>> Start Stored rows
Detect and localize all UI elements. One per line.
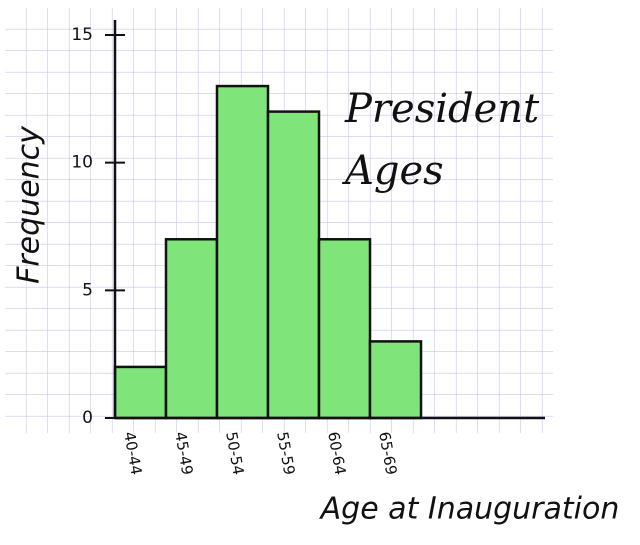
- bar: [217, 86, 268, 418]
- y-tick-label: 15: [71, 25, 93, 45]
- bar: [370, 341, 421, 418]
- x-tick-label: 40-44: [120, 430, 145, 476]
- chart-title: President Ages: [345, 78, 555, 202]
- x-axis-label: Age at Inauguration: [319, 492, 620, 527]
- bar: [166, 239, 217, 418]
- y-axis-label: Frequency: [12, 125, 47, 284]
- x-tick-label: 65-69: [375, 430, 400, 476]
- y-tick-label: 0: [82, 408, 93, 428]
- x-tick-label: 50-54: [222, 430, 247, 476]
- x-tick-label: 45-49: [171, 430, 196, 476]
- page: Frequency Age at Inauguration 0 5 10 15 40-4…: [0, 0, 640, 545]
- x-tick-label: 55-59: [273, 430, 298, 476]
- y-tick-label: 10: [71, 153, 93, 173]
- bar: [115, 367, 166, 418]
- bar: [319, 239, 370, 418]
- bar: [268, 112, 319, 418]
- y-tick-label: 5: [82, 280, 93, 300]
- x-tick-label: 60-64: [324, 430, 349, 476]
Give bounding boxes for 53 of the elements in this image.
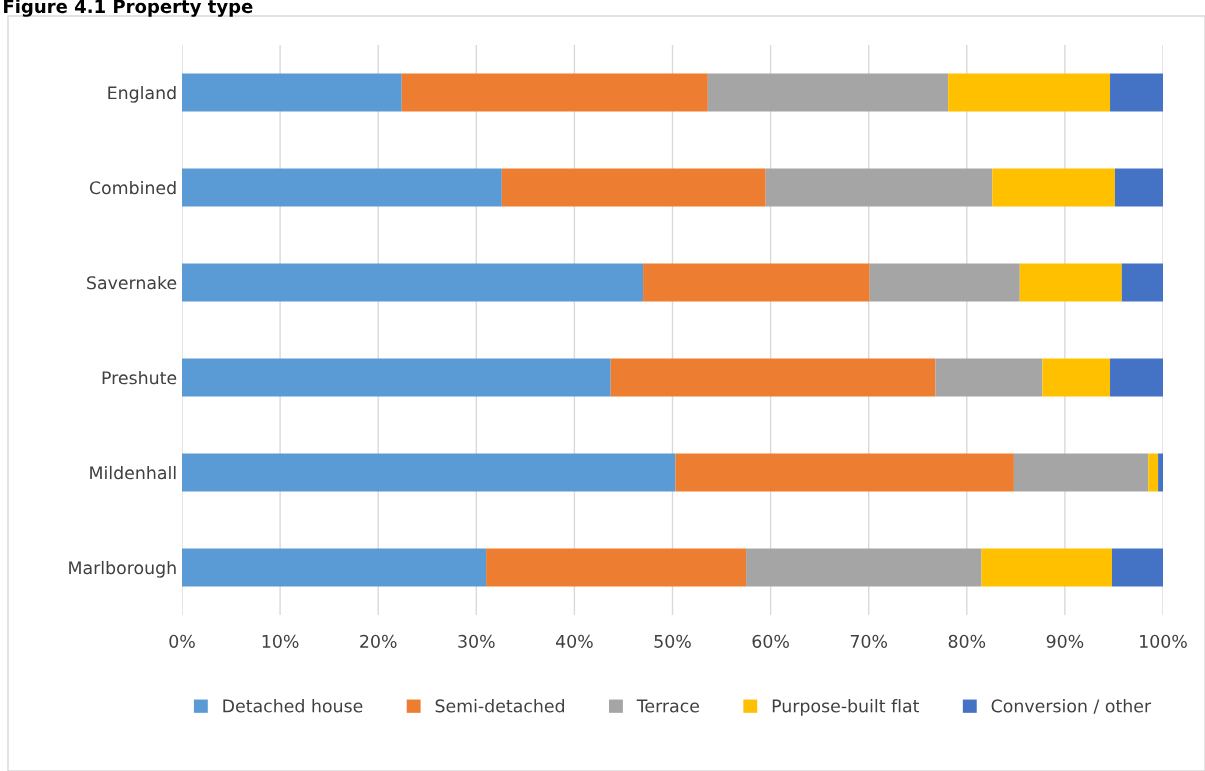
chart-title: Figure 4.1 Property type — [4, 0, 253, 17]
x-tick-label: 100% — [1140, 634, 1187, 648]
bar — [1019, 263, 1122, 302]
y-tick-label: Mildenhall — [90, 465, 176, 480]
legend-label: Terrace — [636, 699, 700, 713]
y-tick-label: Marlborough — [69, 560, 176, 578]
bar — [182, 263, 644, 302]
bar — [401, 73, 708, 112]
x-tick-label: 80% — [948, 634, 986, 648]
bar — [1148, 453, 1159, 492]
bar — [992, 168, 1115, 207]
bar — [182, 73, 402, 112]
bar — [182, 548, 487, 587]
x-tick-label: 50% — [654, 634, 691, 648]
legend-label: Semi-detached — [435, 699, 565, 713]
bar — [675, 453, 1014, 492]
x-tick-label: 60% — [752, 634, 789, 648]
x-tick-label: 40% — [555, 634, 593, 648]
bar — [182, 168, 502, 207]
x-tick-label: 70% — [850, 634, 888, 648]
bar — [765, 168, 993, 207]
legend-label: Purpose-built flat — [772, 699, 920, 716]
y-tick-label: Preshute — [102, 370, 177, 385]
bar — [981, 548, 1112, 587]
y-tick-label: Combined — [89, 180, 176, 195]
legend-label: Detached house — [223, 699, 363, 713]
x-tick-label: 10% — [262, 634, 299, 648]
bar — [1042, 358, 1111, 397]
legend-label: Conversion / other — [991, 699, 1152, 714]
x-tick-label: 0% — [169, 634, 195, 648]
bar — [1158, 453, 1163, 492]
x-tick-label: 90% — [1046, 634, 1084, 648]
bar — [486, 548, 747, 587]
bar — [1121, 263, 1163, 302]
y-tick-label: Savernake — [87, 275, 177, 290]
bar — [643, 263, 870, 302]
bar — [707, 73, 949, 112]
bar — [1013, 453, 1149, 492]
bar — [1111, 548, 1163, 587]
bar — [935, 358, 1043, 397]
bar — [610, 358, 936, 397]
bar — [1114, 168, 1163, 207]
bar — [1110, 358, 1163, 397]
bar — [869, 263, 1020, 302]
bar — [948, 73, 1111, 112]
y-tick-label: England — [108, 85, 176, 103]
bar — [1110, 73, 1163, 112]
bar — [182, 358, 611, 397]
bar — [746, 548, 982, 587]
x-tick-label: 30% — [458, 634, 495, 648]
x-tick-label: 20% — [360, 634, 397, 648]
bar — [501, 168, 766, 207]
bar — [182, 453, 676, 492]
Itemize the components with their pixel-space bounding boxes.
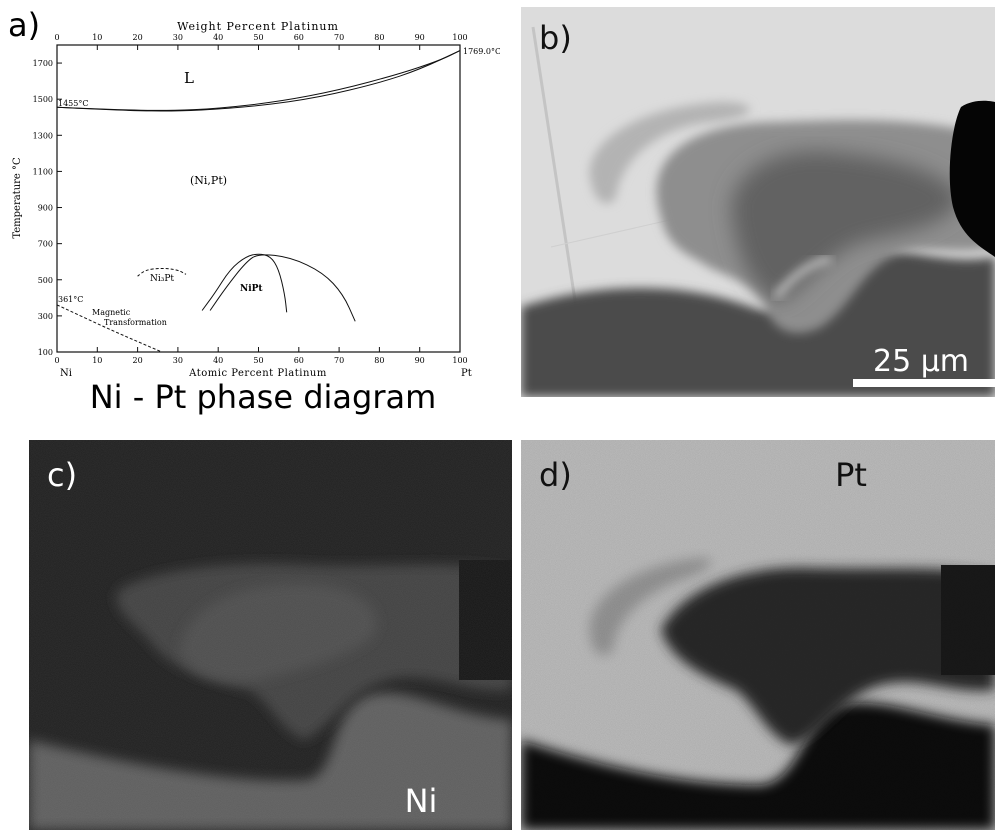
top-tick-label: 40 <box>213 33 223 42</box>
y-tick-label: 100 <box>38 348 53 357</box>
bottom-tick-label: 40 <box>213 356 223 365</box>
ni-map-panel: c) Ni <box>29 440 512 830</box>
bottom-tick-label: 50 <box>253 356 263 365</box>
panel-d-letter: d) <box>539 456 572 494</box>
bottom-tick-label: 10 <box>92 356 102 365</box>
top-tick-label: 70 <box>334 33 344 42</box>
y-tick-label: 500 <box>38 276 53 285</box>
sem-micrograph-image: b) 25 μm <box>521 7 995 397</box>
magnetic-label-1: Magnetic <box>92 308 131 317</box>
bottom-axis-ticks: 0 10 20 30 40 50 60 70 80 90 100 <box>54 347 468 365</box>
bottom-tick-label: 70 <box>334 356 344 365</box>
y-tick-label: 700 <box>38 240 53 249</box>
ni-element-label: Ni <box>405 782 438 820</box>
top-tick-label: 10 <box>92 33 102 42</box>
top-tick-label: 20 <box>133 33 143 42</box>
top-tick-label: 90 <box>415 33 425 42</box>
phase-diagram-svg: a) Weight Percent Platinum 0 10 20 30 40 50 60… <box>8 6 500 416</box>
ni-melting-label: 1455°C <box>58 99 88 108</box>
pt-map-image: d) Pt <box>521 440 995 830</box>
bottom-tick-label: 0 <box>54 356 59 365</box>
pt-end-label: Pt <box>461 368 472 379</box>
solidus-line <box>56 50 461 111</box>
y-tick-label: 1500 <box>33 95 53 104</box>
y-tick-label: 1700 <box>33 59 53 68</box>
scale-bar <box>853 379 995 387</box>
pt-melting-label: 1769.0°C <box>463 47 500 56</box>
bottom-tick-label: 90 <box>415 356 425 365</box>
y-axis-ticks: 100 300 500 700 900 1100 1300 1500 1700 <box>33 59 62 357</box>
panel-c-letter: c) <box>47 456 77 494</box>
y-tick-label: 300 <box>38 312 53 321</box>
top-tick-label: 80 <box>374 33 384 42</box>
y-axis-title: Temperature °C <box>12 157 23 239</box>
bottom-tick-label: 30 <box>173 356 183 365</box>
nipt-boundary-left <box>201 253 288 313</box>
plot-frame <box>56 44 461 353</box>
top-tick-label: 60 <box>294 33 304 42</box>
phase-curves <box>56 50 461 353</box>
ni3pt-label: Ni₃Pt <box>150 274 174 284</box>
solid-solution-label: (Ni,Pt) <box>190 174 227 187</box>
pt-map-panel: d) Pt <box>521 440 995 830</box>
panel-a-letter: a) <box>8 6 40 44</box>
sem-micrograph-panel: b) 25 μm <box>521 7 995 397</box>
top-axis-title: Weight Percent Platinum <box>177 20 339 33</box>
magnetic-label-2: Transformation <box>104 318 167 327</box>
top-tick-label: 30 <box>173 33 183 42</box>
liquidus-line <box>56 50 461 112</box>
bottom-tick-label: 20 <box>133 356 143 365</box>
ni-end-label: Ni <box>60 368 72 379</box>
nipt-boundary-right <box>209 254 356 322</box>
panel-b-letter: b) <box>539 19 572 57</box>
top-tick-label: 50 <box>253 33 263 42</box>
liquid-label: L <box>184 69 194 87</box>
top-tick-label: 0 <box>54 33 59 42</box>
scale-bar-label: 25 μm <box>873 344 969 379</box>
bottom-axis-title: Atomic Percent Platinum <box>188 368 327 379</box>
bottom-tick-label: 80 <box>374 356 384 365</box>
top-axis-ticks: 0 10 20 30 40 50 60 70 80 90 100 <box>54 33 468 50</box>
ni-map-image: c) Ni <box>29 440 512 830</box>
phase-diagram-caption: Ni - Pt phase diagram <box>90 378 437 416</box>
y-tick-label: 900 <box>38 204 53 213</box>
bottom-tick-label: 100 <box>452 356 467 365</box>
bottom-tick-label: 60 <box>294 356 304 365</box>
magnetic-transformation-line <box>56 304 162 353</box>
nipt-label: NiPt <box>240 284 263 294</box>
phase-diagram-panel: a) Weight Percent Platinum 0 10 20 30 40 50 60… <box>0 0 500 420</box>
y-tick-label: 1100 <box>33 167 53 176</box>
y-tick-label: 1300 <box>33 131 53 140</box>
top-tick-label: 100 <box>452 33 467 42</box>
pt-element-label: Pt <box>835 456 867 494</box>
curie-label: 361°C <box>58 295 83 304</box>
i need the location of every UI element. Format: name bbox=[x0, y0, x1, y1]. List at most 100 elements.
>> End Stored rows
What is being asked: Please copy the lines from the start through the line containing "Give bounding boxes", renaming every "x-tick-label" to "x-axis-tick" and changing nothing else. Leave the pictures out of your answer.

Result of the task:
Detect and localize all UI elements. One per line.
- bar: [217, 86, 268, 418]
- y-tick-label: 15: [71, 25, 93, 45]
- bar: [370, 341, 421, 418]
- x-axis-tick: 40-44: [120, 430, 145, 476]
- chart-title: President Ages: [345, 78, 555, 202]
- x-axis-label: Age at Inauguration: [319, 492, 620, 527]
- bar: [166, 239, 217, 418]
- y-axis-label: Frequency: [12, 125, 47, 284]
- x-axis-tick: 65-69: [375, 430, 400, 476]
- y-tick-label: 0: [82, 408, 93, 428]
- x-axis-tick: 50-54: [222, 430, 247, 476]
- x-axis-tick: 45-49: [171, 430, 196, 476]
- page: Frequency Age at Inauguration 0 5 10 15 40-4…: [0, 0, 640, 545]
- x-axis-tick: 55-59: [273, 430, 298, 476]
- y-tick-label: 10: [71, 153, 93, 173]
- bar: [115, 367, 166, 418]
- bar: [319, 239, 370, 418]
- bar: [268, 112, 319, 418]
- y-tick-label: 5: [82, 280, 93, 300]
- x-axis-tick: 60-64: [324, 430, 349, 476]
Give bounding boxes for 53 of the elements in this image.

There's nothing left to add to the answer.